## Instructions to follow
Search the data for the word "product" and copy every line that contains it.

## Data for this exercise
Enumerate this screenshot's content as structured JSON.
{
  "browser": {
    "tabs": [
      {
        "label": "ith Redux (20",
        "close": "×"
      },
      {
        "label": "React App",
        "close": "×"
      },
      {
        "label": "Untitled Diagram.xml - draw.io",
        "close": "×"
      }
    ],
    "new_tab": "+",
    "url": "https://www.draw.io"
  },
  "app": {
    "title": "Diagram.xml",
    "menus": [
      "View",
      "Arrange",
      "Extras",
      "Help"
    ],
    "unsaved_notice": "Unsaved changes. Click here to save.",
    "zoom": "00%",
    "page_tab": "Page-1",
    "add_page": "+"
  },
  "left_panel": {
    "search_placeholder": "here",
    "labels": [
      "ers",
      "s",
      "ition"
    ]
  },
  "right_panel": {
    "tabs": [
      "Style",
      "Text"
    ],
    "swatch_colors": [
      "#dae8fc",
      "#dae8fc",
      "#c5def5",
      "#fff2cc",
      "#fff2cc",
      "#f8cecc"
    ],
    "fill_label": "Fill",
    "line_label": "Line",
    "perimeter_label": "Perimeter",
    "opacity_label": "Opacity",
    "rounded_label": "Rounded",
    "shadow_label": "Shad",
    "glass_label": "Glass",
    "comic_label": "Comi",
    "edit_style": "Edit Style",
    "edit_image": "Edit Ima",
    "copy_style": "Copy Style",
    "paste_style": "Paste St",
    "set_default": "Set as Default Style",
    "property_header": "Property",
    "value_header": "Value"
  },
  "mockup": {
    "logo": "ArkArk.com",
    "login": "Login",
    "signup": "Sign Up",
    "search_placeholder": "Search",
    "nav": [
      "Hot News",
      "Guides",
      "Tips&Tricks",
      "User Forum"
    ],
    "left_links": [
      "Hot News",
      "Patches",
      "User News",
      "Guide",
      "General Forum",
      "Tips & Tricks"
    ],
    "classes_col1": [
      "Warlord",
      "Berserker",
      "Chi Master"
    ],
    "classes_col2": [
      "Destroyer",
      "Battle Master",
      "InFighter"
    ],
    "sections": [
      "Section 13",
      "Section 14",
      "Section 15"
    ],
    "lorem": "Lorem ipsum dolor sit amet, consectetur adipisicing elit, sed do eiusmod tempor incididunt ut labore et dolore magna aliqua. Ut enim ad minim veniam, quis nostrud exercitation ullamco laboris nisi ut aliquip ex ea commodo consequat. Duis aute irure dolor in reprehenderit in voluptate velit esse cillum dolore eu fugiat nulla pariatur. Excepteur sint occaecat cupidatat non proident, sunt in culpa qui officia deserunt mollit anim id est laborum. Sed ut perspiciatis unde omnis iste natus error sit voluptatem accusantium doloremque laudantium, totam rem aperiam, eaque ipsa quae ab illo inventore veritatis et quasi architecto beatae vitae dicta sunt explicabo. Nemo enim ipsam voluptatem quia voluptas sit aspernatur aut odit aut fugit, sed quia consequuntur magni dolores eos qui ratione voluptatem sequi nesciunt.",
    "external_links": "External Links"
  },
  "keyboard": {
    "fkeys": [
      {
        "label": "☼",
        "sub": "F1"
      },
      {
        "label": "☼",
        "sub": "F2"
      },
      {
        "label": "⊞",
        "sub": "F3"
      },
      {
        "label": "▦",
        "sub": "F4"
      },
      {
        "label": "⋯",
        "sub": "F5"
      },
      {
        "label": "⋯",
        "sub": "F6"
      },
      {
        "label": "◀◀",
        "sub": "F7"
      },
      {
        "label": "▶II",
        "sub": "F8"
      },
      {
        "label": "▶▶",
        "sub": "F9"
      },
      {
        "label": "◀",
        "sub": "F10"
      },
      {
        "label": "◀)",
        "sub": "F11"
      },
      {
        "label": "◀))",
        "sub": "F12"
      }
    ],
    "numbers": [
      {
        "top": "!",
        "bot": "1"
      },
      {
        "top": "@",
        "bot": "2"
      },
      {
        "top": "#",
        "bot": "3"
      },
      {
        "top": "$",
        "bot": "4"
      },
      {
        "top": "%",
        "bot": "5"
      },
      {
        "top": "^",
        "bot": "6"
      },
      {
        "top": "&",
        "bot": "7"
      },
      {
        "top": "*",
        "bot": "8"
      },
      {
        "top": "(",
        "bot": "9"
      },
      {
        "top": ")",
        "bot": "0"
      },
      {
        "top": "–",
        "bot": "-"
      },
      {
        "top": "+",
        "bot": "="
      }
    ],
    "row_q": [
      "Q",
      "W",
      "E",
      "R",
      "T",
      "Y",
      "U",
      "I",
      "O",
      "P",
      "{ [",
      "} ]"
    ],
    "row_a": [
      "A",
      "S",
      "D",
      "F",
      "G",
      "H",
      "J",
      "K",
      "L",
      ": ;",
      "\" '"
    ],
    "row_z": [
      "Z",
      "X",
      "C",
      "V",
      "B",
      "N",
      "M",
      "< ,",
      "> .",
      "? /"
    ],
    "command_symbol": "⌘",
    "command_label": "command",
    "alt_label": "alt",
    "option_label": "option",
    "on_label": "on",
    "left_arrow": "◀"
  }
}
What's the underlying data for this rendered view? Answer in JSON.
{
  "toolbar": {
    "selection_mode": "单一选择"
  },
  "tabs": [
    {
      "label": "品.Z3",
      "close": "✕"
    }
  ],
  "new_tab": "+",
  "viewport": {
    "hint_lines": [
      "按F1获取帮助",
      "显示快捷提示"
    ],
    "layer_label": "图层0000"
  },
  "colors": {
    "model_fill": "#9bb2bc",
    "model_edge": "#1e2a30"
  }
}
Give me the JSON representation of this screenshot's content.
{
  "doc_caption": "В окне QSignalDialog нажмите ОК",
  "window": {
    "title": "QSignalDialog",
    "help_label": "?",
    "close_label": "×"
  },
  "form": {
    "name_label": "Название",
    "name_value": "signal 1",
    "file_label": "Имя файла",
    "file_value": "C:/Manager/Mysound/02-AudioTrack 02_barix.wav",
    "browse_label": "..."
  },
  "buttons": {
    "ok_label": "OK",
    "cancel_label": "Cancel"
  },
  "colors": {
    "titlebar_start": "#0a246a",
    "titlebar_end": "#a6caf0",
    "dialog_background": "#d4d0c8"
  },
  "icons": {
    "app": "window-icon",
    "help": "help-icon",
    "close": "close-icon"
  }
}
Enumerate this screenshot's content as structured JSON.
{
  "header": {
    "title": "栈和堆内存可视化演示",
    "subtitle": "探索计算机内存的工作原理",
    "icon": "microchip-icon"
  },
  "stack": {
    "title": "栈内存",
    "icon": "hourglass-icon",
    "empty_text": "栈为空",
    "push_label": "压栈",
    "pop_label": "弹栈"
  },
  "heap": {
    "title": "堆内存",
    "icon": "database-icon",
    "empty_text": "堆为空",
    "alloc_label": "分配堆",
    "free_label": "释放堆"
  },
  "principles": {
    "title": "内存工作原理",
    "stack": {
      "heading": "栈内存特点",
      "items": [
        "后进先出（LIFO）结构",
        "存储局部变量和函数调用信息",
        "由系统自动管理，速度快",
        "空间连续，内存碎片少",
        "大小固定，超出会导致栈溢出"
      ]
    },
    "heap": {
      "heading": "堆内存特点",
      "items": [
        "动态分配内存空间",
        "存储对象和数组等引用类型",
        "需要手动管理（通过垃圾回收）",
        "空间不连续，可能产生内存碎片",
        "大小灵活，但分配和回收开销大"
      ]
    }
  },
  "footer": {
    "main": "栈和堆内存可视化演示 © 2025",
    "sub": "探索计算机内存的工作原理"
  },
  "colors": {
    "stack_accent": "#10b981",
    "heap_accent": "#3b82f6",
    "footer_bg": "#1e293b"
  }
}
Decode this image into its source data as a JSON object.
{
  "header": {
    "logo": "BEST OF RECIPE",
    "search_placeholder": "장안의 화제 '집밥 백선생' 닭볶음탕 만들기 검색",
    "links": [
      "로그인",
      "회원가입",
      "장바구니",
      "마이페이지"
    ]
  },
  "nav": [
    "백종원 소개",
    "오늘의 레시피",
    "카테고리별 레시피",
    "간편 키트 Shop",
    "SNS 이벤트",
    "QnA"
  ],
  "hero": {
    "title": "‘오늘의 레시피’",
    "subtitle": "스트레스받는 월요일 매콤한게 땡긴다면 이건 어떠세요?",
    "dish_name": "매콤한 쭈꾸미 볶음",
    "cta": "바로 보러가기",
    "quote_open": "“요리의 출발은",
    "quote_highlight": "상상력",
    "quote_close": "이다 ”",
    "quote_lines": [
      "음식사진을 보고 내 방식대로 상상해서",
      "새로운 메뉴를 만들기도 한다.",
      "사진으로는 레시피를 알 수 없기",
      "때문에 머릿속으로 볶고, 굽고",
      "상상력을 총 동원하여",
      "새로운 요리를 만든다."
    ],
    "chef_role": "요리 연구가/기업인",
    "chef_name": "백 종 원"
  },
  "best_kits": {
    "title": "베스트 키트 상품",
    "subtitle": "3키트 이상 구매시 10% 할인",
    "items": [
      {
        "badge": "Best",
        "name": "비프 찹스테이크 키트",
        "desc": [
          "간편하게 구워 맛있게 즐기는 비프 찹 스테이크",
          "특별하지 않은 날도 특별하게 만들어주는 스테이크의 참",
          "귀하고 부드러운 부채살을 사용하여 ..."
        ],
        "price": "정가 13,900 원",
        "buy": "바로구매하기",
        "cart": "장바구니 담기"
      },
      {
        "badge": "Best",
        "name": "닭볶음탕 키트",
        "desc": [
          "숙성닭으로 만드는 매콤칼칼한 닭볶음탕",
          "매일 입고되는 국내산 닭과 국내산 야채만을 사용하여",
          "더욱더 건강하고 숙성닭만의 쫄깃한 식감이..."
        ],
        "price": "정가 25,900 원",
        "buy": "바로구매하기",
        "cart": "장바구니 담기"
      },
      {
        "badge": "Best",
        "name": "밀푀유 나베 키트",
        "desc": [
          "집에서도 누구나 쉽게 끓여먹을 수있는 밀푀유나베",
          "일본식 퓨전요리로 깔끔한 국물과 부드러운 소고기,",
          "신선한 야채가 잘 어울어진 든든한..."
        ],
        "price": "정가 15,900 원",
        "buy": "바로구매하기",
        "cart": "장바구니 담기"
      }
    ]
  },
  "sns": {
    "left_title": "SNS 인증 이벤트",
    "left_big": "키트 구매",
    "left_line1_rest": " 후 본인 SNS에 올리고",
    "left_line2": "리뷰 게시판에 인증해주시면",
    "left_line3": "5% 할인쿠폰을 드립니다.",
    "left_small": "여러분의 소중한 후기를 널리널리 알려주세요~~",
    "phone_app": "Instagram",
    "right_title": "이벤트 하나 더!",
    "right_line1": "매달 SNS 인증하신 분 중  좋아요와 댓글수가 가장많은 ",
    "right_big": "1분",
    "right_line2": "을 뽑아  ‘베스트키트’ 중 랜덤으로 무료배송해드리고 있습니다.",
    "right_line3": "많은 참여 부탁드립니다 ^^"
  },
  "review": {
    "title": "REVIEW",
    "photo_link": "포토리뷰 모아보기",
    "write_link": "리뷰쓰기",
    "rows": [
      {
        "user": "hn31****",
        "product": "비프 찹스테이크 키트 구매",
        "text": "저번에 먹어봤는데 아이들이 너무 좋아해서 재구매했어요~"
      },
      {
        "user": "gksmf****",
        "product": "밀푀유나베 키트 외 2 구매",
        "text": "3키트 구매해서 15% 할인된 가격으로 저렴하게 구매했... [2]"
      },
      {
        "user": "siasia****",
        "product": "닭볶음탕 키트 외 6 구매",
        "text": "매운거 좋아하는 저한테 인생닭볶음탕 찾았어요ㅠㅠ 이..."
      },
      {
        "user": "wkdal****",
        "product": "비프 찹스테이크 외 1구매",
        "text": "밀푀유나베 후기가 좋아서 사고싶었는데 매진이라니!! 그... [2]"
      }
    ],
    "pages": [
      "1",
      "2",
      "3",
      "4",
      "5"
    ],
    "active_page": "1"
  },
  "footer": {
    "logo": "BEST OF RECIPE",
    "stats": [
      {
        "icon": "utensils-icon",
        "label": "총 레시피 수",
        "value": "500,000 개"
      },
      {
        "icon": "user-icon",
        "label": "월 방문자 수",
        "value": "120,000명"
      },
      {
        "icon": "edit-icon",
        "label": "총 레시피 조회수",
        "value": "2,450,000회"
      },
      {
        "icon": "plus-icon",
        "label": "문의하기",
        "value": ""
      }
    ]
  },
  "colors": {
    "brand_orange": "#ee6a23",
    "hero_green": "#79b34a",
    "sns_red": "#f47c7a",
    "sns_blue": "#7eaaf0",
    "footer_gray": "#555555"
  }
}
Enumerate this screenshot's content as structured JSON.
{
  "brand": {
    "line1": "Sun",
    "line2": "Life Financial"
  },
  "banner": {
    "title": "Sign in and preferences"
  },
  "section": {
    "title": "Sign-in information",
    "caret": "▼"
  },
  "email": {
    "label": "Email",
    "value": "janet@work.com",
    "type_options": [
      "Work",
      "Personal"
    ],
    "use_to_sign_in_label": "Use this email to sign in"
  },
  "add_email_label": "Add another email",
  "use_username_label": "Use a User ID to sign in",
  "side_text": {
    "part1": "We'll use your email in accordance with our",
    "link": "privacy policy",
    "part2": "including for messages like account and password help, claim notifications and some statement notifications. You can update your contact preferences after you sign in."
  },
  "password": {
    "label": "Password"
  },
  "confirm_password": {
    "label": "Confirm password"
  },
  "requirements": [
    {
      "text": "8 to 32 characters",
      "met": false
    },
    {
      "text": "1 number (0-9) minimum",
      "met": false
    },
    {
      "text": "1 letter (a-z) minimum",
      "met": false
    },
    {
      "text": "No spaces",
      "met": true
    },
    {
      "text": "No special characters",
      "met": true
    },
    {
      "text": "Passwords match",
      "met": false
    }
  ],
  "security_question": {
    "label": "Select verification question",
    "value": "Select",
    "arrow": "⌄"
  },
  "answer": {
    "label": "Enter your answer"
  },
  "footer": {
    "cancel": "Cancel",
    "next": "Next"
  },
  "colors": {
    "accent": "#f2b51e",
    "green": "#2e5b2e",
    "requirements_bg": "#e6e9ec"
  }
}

## Result of this task
        "product": "비프 찹스테이크 키트 구매",
        "product": "밀푀유나베 키트 외 2 구매",
        "product": "닭볶음탕 키트 외 6 구매",
        "product": "비프 찹스테이크 외 1구매",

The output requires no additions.